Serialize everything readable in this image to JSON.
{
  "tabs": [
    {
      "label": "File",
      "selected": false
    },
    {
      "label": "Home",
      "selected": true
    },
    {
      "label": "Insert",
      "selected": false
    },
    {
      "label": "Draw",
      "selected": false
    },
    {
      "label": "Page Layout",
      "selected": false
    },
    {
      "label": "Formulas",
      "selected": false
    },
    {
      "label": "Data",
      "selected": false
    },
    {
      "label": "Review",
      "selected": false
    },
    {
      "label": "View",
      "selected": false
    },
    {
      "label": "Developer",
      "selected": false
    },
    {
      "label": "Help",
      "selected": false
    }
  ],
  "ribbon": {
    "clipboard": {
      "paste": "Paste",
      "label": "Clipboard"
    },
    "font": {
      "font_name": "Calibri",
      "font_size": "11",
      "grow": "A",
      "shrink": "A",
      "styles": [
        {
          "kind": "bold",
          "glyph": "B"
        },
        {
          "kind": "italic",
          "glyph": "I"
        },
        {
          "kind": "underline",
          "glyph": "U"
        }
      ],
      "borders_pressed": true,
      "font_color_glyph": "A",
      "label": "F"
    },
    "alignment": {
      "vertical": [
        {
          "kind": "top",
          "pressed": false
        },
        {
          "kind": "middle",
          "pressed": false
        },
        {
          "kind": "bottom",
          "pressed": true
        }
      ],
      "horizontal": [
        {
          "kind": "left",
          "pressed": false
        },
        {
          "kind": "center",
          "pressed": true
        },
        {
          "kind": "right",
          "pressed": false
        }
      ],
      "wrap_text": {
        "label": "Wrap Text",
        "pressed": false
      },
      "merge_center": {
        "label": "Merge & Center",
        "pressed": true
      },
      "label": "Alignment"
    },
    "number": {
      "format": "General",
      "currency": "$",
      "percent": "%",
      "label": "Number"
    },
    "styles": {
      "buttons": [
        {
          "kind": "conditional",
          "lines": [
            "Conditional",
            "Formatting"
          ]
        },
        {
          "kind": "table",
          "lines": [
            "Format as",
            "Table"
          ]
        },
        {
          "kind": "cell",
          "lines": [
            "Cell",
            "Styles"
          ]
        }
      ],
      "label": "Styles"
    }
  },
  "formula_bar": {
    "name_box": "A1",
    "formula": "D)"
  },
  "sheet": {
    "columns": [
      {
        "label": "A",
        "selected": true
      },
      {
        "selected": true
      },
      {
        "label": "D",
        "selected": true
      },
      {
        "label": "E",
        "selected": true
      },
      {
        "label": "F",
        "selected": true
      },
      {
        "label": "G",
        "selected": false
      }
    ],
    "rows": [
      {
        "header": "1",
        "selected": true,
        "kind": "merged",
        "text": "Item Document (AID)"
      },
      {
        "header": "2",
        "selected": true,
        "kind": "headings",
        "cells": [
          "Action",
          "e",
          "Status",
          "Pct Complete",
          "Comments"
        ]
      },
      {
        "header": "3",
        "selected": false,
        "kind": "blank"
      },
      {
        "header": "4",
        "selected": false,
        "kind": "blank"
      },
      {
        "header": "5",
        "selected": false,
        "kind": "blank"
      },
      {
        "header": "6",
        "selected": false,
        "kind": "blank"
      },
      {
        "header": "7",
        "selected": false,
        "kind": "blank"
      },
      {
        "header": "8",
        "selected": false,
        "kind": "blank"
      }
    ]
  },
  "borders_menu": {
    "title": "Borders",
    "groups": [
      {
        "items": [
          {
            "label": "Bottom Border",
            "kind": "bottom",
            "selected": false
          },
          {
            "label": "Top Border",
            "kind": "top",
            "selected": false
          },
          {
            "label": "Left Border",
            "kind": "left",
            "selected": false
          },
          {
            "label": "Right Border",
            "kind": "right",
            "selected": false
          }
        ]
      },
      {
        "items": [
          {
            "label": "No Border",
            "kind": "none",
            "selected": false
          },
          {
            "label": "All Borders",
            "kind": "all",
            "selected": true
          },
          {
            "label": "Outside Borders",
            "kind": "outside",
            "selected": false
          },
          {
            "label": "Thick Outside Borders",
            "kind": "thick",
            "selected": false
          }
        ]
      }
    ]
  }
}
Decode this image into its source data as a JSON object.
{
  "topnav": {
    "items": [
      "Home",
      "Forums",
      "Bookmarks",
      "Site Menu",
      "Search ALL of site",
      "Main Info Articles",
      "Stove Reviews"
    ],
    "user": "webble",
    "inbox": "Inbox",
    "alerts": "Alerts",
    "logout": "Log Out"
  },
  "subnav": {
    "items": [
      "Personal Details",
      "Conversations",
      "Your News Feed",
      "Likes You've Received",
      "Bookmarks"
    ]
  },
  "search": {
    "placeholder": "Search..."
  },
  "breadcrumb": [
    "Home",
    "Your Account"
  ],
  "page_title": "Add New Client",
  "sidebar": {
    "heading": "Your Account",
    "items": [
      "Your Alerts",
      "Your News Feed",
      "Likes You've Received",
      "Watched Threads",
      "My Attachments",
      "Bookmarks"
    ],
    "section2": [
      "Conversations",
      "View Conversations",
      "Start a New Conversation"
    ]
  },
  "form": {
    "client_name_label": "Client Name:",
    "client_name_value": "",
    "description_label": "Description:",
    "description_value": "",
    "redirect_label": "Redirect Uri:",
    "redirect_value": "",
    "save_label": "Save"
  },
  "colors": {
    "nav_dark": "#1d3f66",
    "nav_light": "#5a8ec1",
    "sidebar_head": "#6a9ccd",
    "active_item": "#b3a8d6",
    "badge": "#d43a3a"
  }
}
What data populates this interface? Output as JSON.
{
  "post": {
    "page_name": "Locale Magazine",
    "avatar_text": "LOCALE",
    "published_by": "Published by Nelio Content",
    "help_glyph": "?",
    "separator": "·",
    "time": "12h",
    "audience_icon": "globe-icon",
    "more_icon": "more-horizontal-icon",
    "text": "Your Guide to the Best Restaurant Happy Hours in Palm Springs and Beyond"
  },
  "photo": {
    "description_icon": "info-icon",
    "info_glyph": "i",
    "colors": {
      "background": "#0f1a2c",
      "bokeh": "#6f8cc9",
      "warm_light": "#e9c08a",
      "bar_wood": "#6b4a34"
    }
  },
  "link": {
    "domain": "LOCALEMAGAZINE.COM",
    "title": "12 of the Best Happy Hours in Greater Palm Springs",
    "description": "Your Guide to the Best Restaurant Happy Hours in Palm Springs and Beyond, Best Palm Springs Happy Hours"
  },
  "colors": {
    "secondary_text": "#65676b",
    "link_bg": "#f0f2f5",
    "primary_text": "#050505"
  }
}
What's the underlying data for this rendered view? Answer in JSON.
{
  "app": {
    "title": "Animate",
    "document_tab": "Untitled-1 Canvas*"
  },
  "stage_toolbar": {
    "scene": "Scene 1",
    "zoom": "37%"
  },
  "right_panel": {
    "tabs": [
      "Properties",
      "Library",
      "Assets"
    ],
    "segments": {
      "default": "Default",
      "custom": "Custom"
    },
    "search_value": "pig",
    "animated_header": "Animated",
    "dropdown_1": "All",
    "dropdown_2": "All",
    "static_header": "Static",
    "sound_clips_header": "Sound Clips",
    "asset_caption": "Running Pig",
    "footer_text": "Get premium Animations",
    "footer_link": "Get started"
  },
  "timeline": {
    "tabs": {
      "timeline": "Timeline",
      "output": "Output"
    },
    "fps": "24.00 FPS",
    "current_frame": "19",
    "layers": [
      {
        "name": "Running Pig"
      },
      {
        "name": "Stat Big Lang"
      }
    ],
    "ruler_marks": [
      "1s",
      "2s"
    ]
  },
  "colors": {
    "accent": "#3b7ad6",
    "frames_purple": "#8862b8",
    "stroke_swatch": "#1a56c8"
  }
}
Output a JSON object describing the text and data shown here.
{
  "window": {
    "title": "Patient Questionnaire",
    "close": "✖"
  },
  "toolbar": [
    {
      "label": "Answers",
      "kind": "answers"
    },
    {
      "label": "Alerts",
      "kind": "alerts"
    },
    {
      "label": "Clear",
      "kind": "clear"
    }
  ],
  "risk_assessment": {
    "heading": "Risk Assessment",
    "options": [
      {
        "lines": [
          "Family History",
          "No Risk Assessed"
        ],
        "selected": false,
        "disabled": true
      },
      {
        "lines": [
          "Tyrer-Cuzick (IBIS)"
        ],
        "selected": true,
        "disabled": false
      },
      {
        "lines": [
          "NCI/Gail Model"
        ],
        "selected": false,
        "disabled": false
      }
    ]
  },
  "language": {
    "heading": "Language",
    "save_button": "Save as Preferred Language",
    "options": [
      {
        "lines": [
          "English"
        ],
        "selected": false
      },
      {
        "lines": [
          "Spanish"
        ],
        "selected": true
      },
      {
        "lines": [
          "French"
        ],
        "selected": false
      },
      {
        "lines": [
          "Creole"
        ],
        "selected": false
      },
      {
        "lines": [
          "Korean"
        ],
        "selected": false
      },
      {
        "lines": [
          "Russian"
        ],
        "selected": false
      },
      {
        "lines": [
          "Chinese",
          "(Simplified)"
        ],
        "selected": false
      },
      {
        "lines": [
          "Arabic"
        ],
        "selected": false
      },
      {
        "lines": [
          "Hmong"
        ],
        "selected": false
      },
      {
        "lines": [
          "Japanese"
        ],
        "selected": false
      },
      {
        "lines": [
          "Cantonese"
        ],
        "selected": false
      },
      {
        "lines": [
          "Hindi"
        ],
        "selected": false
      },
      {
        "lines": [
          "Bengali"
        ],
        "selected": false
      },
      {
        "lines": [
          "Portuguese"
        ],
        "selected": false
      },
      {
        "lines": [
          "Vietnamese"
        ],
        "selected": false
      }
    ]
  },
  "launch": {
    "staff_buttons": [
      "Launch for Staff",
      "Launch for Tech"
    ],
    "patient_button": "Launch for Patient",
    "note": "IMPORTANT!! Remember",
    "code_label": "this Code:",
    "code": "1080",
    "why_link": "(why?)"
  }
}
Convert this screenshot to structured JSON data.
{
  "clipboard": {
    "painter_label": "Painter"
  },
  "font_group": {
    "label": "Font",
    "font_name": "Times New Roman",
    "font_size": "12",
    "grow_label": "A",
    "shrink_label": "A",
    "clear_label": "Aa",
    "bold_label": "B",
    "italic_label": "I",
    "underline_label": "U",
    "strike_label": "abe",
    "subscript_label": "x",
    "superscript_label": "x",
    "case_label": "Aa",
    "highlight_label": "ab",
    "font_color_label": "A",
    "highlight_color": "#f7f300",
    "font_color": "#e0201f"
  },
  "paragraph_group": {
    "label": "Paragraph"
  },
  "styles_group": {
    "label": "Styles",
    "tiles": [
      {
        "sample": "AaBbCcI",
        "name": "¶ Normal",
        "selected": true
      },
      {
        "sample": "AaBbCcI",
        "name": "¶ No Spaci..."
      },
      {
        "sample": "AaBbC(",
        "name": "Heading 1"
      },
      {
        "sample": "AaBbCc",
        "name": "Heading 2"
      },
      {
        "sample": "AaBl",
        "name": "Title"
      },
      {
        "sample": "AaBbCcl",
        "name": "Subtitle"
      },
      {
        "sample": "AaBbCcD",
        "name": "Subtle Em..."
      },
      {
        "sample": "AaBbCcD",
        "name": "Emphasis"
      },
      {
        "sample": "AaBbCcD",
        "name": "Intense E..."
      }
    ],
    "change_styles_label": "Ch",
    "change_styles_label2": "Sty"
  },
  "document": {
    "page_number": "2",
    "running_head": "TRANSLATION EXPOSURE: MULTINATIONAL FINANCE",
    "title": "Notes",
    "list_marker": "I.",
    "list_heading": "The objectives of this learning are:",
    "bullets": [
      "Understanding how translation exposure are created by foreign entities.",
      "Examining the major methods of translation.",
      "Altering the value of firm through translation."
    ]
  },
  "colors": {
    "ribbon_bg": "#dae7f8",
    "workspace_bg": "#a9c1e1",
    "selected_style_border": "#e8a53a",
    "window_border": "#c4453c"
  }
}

____

Given problem: Select from the material above each line in which the string "Patient" appears, and list those lines.

Full response:
    "title": "Patient Questionnaire",
    "patient_button": "Launch for Patient",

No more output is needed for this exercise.